**EXERCISE:** Of the lines in these entries, how many contain the string "document"? Give the number and nothing else.

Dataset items

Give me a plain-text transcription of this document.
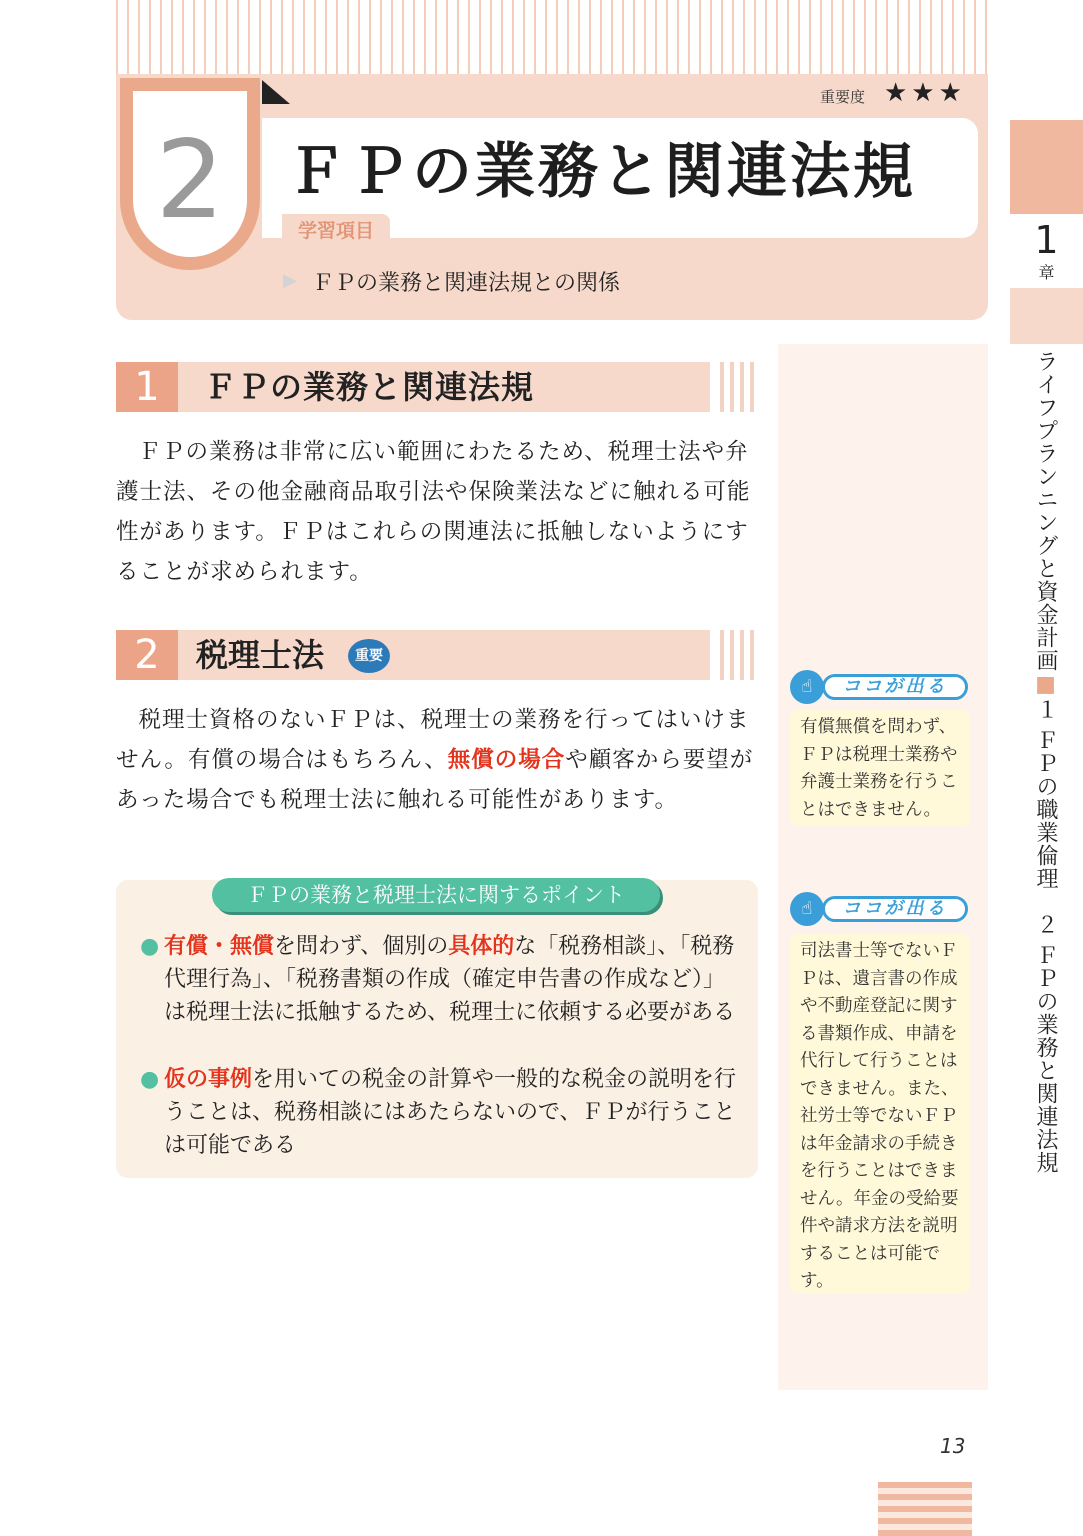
2
重要度 ★★★
ＦＰの業務と関連法規
学習項目
▶ ＦＰの業務と関連法規との関係
1
章
ライフプランニングと資金計画■１ ＦＰの職業倫理　２ ＦＰの業務と関連法規
1	ＦＰの業務と関連法規

ＦＰの業務は非常に広い範囲にわたるため、税理士法や弁護士法、その他金融商品取引法や保険業法などに触れる可能性があります。ＦＰはこれらの関連法に抵触しないようにすることが求められます。

2	税理士法	重要

税理士資格のないＦＰは、税理士の業務を行ってはいけません。有償の場合はもちろん、無償の場合や顧客から要望があった場合でも税理士法に触れる可能性があります。

ＦＰの業務と税理士法に関するポイント
● 有償・無償を問わず、個別の具体的な「税務相談」、「税務代理行為」、「税務書類の作成（確定申告書の作成など）」は税理士法に抵触するため、税理士に依頼する必要がある
● 仮の事例を用いての税金の計算や一般的な税金の説明を行うことは、税務相談にはあたらないので、ＦＰが行うことは可能である
☝	ココが出る
有償無償を問わず、ＦＰは税理士業務や弁護士業務を行うことはできません。
☝	ココが出る
司法書士等でないＦＰは、遺言書の作成や不動産登記に関する書類作成、申請を代行して行うことはできません。また、社労士等でないＦＰは年金請求の手続きを行うことはできません。年金の受給要件や請求方法を説明することは可能です。
13
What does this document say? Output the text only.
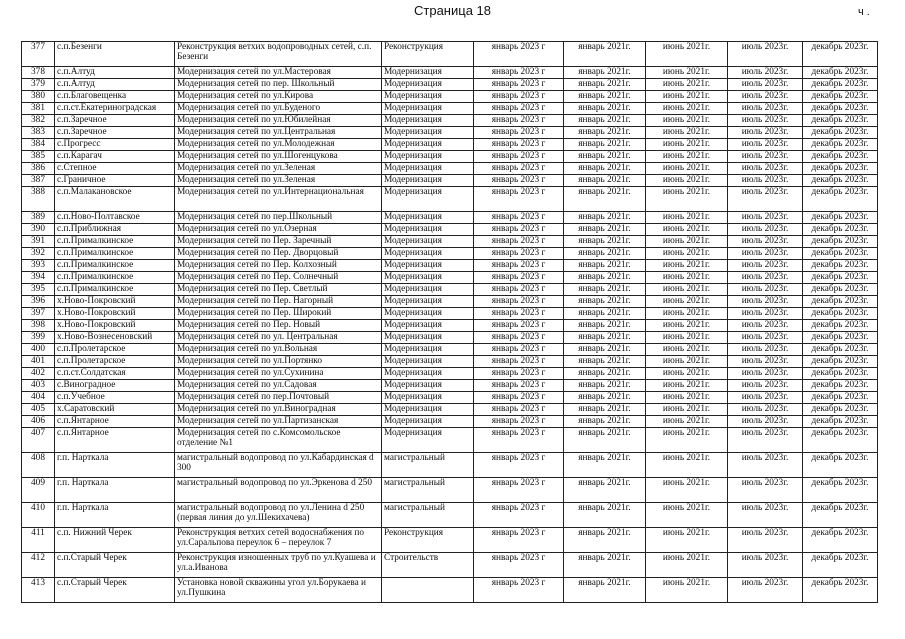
Страница 18	ч .
377	с.п.Безенги	Реконструкция ветхих водопроводных сетей, с.п. Безенги	Реконструкция	январь 2023 г	январь 2021г.	июнь 2021г.	июль 2023г.	декабрь 2023г.
378	с.п.Алтуд	Модернизация сетей по ул.Мастеровая	Модернизация	январь 2023 г	январь 2021г.	июнь 2021г.	июль 2023г.	декабрь 2023г.
379	с.п.Алтуд	Модернизация сетей по пер. Школьный	Модернизация	январь 2023 г	январь 2021г.	июнь 2021г.	июль 2023г.	декабрь 2023г.
380	с.п.Благовещенка	Модернизация сетей по ул.Кирова	Модернизация	январь 2023 г	январь 2021г.	июнь 2021г.	июль 2023г.	декабрь 2023г.
381	с.п.ст.Екатериноградская	Модернизация сетей по ул.Буденого	Модернизация	январь 2023 г	январь 2021г.	июнь 2021г.	июль 2023г.	декабрь 2023г.
382	с.п.Заречное	Модернизация сетей по ул.Юбилейная	Модернизация	январь 2023 г	январь 2021г.	июнь 2021г.	июль 2023г.	декабрь 2023г.
383	с.п.Заречное	Модернизация сетей по ул.Центральная	Модернизация	январь 2023 г	январь 2021г.	июнь 2021г.	июль 2023г.	декабрь 2023г.
384	с.Прогресс	Модернизация сетей по ул.Молодежная	Модернизация	январь 2023 г	январь 2021г.	июнь 2021г.	июль 2023г.	декабрь 2023г.
385	с.п.Карагач	Модернизация сетей по ул.Шогенцукова	Модернизация	январь 2023 г	январь 2021г.	июнь 2021г.	июль 2023г.	декабрь 2023г.
386	с.Степное	Модернизация сетей по ул.Зеленая	Модернизация	январь 2023 г	январь 2021г.	июнь 2021г.	июль 2023г.	декабрь 2023г.
387	с.Граничное	Модернизация сетей по ул.Зеленая	Модернизация	январь 2023 г	январь 2021г.	июнь 2021г.	июль 2023г.	декабрь 2023г.
388	с.п.Малакановское	Модернизация сетей по ул.Интернациональная	Модернизация	январь 2023 г	январь 2021г.	июнь 2021г.	июль 2023г.	декабрь 2023г.
389	с.п.Ново-Полтавское	Модернизация сетей по пер.Школьный	Модернизация	январь 2023 г	январь 2021г.	июнь 2021г.	июль 2023г.	декабрь 2023г.
390	с.п.Приближная	Модернизация сетей по ул.Озерная	Модернизация	январь 2023 г	январь 2021г.	июнь 2021г.	июль 2023г.	декабрь 2023г.
391	с.п.Прималкинское	Модернизация сетей по Пер. Заречный	Модернизация	январь 2023 г	январь 2021г.	июнь 2021г.	июль 2023г.	декабрь 2023г.
392	с.п.Прималкинское	Модернизация сетей по Пер. Дворцовый	Модернизация	январь 2023 г	январь 2021г.	июнь 2021г.	июль 2023г.	декабрь 2023г.
393	с.п.Прималкинское	Модернизация сетей по Пер. Колхозный	Модернизация	январь 2023 г	январь 2021г.	июнь 2021г.	июль 2023г.	декабрь 2023г.
394	с.п.Прималкинское	Модернизация сетей по Пер. Солнечный	Модернизация	январь 2023 г	январь 2021г.	июнь 2021г.	июль 2023г.	декабрь 2023г.
395	с.п.Прималкинское	Модернизация сетей по Пер. Светлый	Модернизация	январь 2023 г	январь 2021г.	июнь 2021г.	июль 2023г.	декабрь 2023г.
396	х.Ново-Покровский	Модернизация сетей по Пер. Нагорный	Модернизация	январь 2023 г	январь 2021г.	июнь 2021г.	июль 2023г.	декабрь 2023г.
397	х.Ново-Покровский	Модернизация сетей по Пер. Широкий	Модернизация	январь 2023 г	январь 2021г.	июнь 2021г.	июль 2023г.	декабрь 2023г.
398	х.Ново-Покровский	Модернизация сетей по Пер. Новый	Модернизация	январь 2023 г	январь 2021г.	июнь 2021г.	июль 2023г.	декабрь 2023г.
399	х.Ново-Вознесеновский	Модернизация сетей по ул. Центральная	Модернизация	январь 2023 г	январь 2021г.	июнь 2021г.	июль 2023г.	декабрь 2023г.
400	с.п.Пролетарское	Модернизация сетей по ул.Вольная	Модернизация	январь 2023 г	январь 2021г.	июнь 2021г.	июль 2023г.	декабрь 2023г.
401	с.п.Пролетарское	Модернизация сетей по ул.Портянко	Модернизация	январь 2023 г	январь 2021г.	июнь 2021г.	июль 2023г.	декабрь 2023г.
402	с.п.ст.Солдатская	Модернизация сетей по ул.Сухинина	Модернизация	январь 2023 г	январь 2021г.	июнь 2021г.	июль 2023г.	декабрь 2023г.
403	с.Виноградное	Модернизация сетей по ул.Садовая	Модернизация	январь 2023 г	январь 2021г.	июнь 2021г.	июль 2023г.	декабрь 2023г.
404	с.п.Учебное	Модернизация сетей по пер.Почтовый	Модернизация	январь 2023 г	январь 2021г.	июнь 2021г.	июль 2023г.	декабрь 2023г.
405	х.Саратовский	Модернизация сетей по ул.Виноградная	Модернизация	январь 2023 г	январь 2021г.	июнь 2021г.	июль 2023г.	декабрь 2023г.
406	с.п.Янтарное	Модернизация сетей по ул.Партизанская	Модернизация	январь 2023 г	январь 2021г.	июнь 2021г.	июль 2023г.	декабрь 2023г.
407	с.п.Янтарное	Модернизация сетей по с.Комсомольское отделение №1	Модернизация	январь 2023 г	январь 2021г.	июнь 2021г.	июль 2023г.	декабрь 2023г.
408	г.п. Нарткала	магистральный водопровод по ул.Кабардинская d 300	магистральный	январь 2023 г	январь 2021г.	июнь 2021г.	июль 2023г.	декабрь 2023г.
409	г.п. Нарткала	магистральный водопровод по ул.Эркенова d 250	магистральный	январь 2023 г	январь 2021г.	июнь 2021г.	июль 2023г.	декабрь 2023г.
410	г.п. Нарткала	магистральный водопровод по ул.Ленина d 250 (первая линия до ул.Шекихачева)	магистральный	январь 2023 г	январь 2021г.	июнь 2021г.	июль 2023г.	декабрь 2023г.
411	с.п. Нижний Черек	Реконструкция ветхих сетей водоснабжения по ул.Саральпова переулок 6 – переулок 7	Реконструкция	январь 2023 г	январь 2021г.	июнь 2021г.	июль 2023г.	декабрь 2023г.
412	с.п.Старый Черек	Реконструкция изношенных труб по ул.Куашева и ул.а.Иванова	Строительств	январь 2023 г	январь 2021г.	июнь 2021г.	июль 2023г.	декабрь 2023г.
413	с.п.Старый Черек	Установка новой скважины угол ул.Борукаева и ул.Пушкина		январь 2023 г	январь 2021г.	июнь 2021г.	июль 2023г.	декабрь 2023г.
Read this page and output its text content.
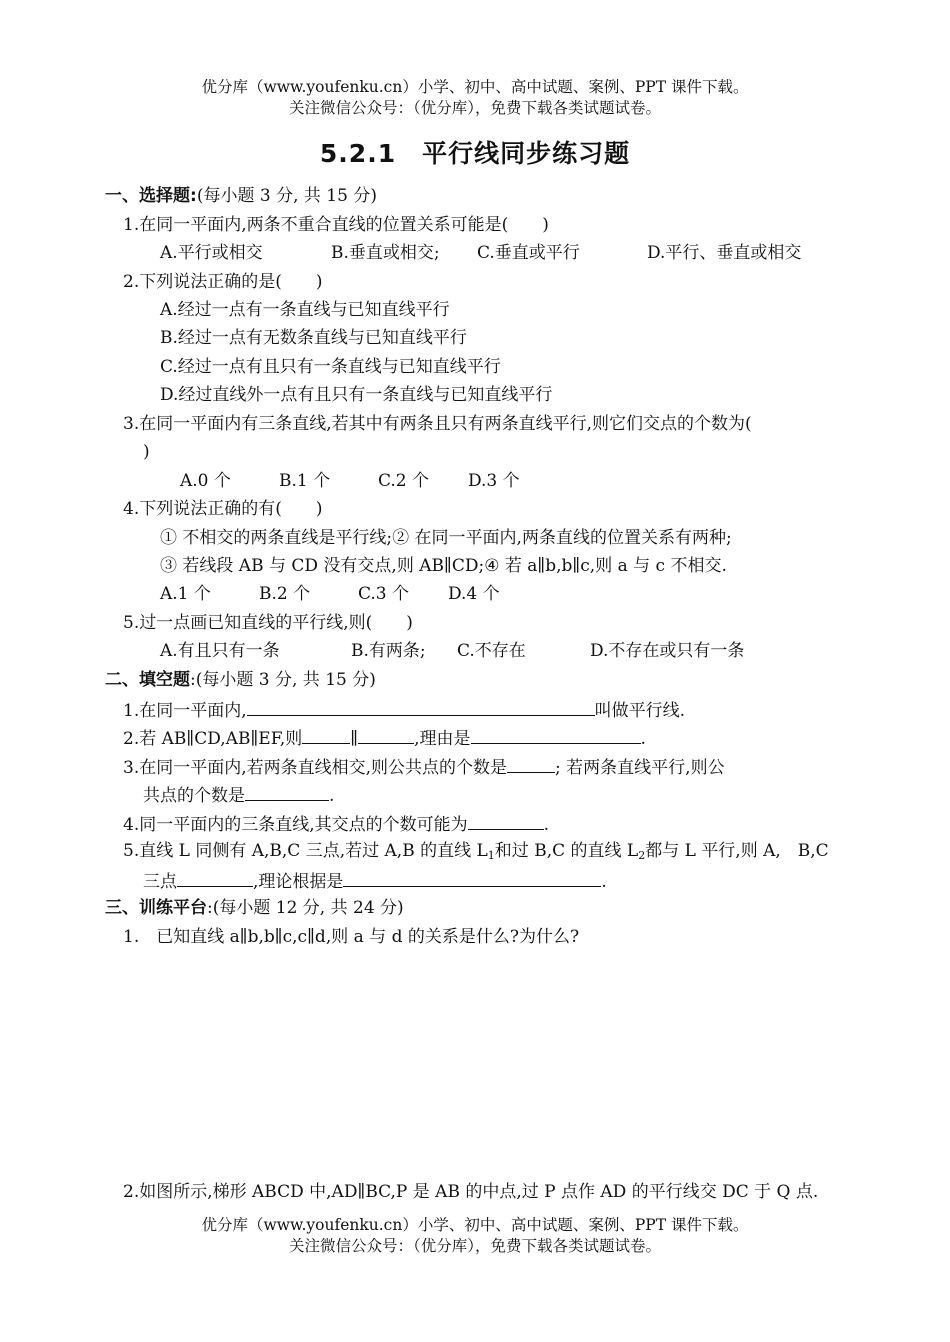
优分库（www.youfenku.cn）小学、初中、高中试题、案例、PPT 课件下载。
关注微信公众号：（优分库），免费下载各类试题试卷。
5.2.1　平行线同步练习题
一、选择题:(每小题 3 分, 共 15 分)
1.在同一平面内,两条不重合直线的位置关系可能是(　　)
A.平行或相交	B.垂直或相交; C.垂直或平行	D.平行、垂直或相交
2.下列说法正确的是(　　)
A.经过一点有一条直线与已知直线平行
B.经过一点有无数条直线与已知直线平行
C.经过一点有且只有一条直线与已知直线平行
D.经过直线外一点有且只有一条直线与已知直线平行
3.在同一平面内有三条直线,若其中有两条且只有两条直线平行,则它们交点的个数为(
)
A.0 个	B.1 个	C.2 个 D.3 个
4.下列说法正确的有(　　)
① 不相交的两条直线是平行线;② 在同一平面内,两条直线的位置关系有两种;
③ 若线段 AB 与 CD 没有交点,则 AB∥CD;④ 若 a∥b,b∥c,则 a 与 c 不相交.
A.1 个	B.2 个	C.3 个 D.4 个
5.过一点画已知直线的平行线,则(　　)
A.有且只有一条	B.有两条; C.不存在	D.不存在或只有一条
二、填空题:(每小题 3 分, 共 15 分)
1.在同一平面内,	叫做平行线.
2.若 AB∥CD,AB∥EF,则	∥	,理由是	.
3.在同一平面内,若两条直线相交,则公共点的个数是	; 若两条直线平行,则公
共点的个数是	.
4.同一平面内的三条直线,其交点的个数可能为	.
5.直线 L 同侧有 A,B,C 三点,若过 A,B 的直线 $L_1$和过 B,C 的直线 $L_2$都与 L 平行,则 A,　B,C
三点	,理论根据是	.
三、训练平台:(每小题 12 分, 共 24 分)
1.　已知直线 a∥b,b∥c,c∥d,则 a 与 d 的关系是什么?为什么?
2.如图所示,梯形 ABCD 中,AD∥BC,P 是 AB 的中点,过 P 点作 AD 的平行线交 DC 于 Q 点.
优分库（www.youfenku.cn）小学、初中、高中试题、案例、PPT 课件下载。
关注微信公众号：（优分库），免费下载各类试题试卷。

**SOLVED EXERCISE:** 2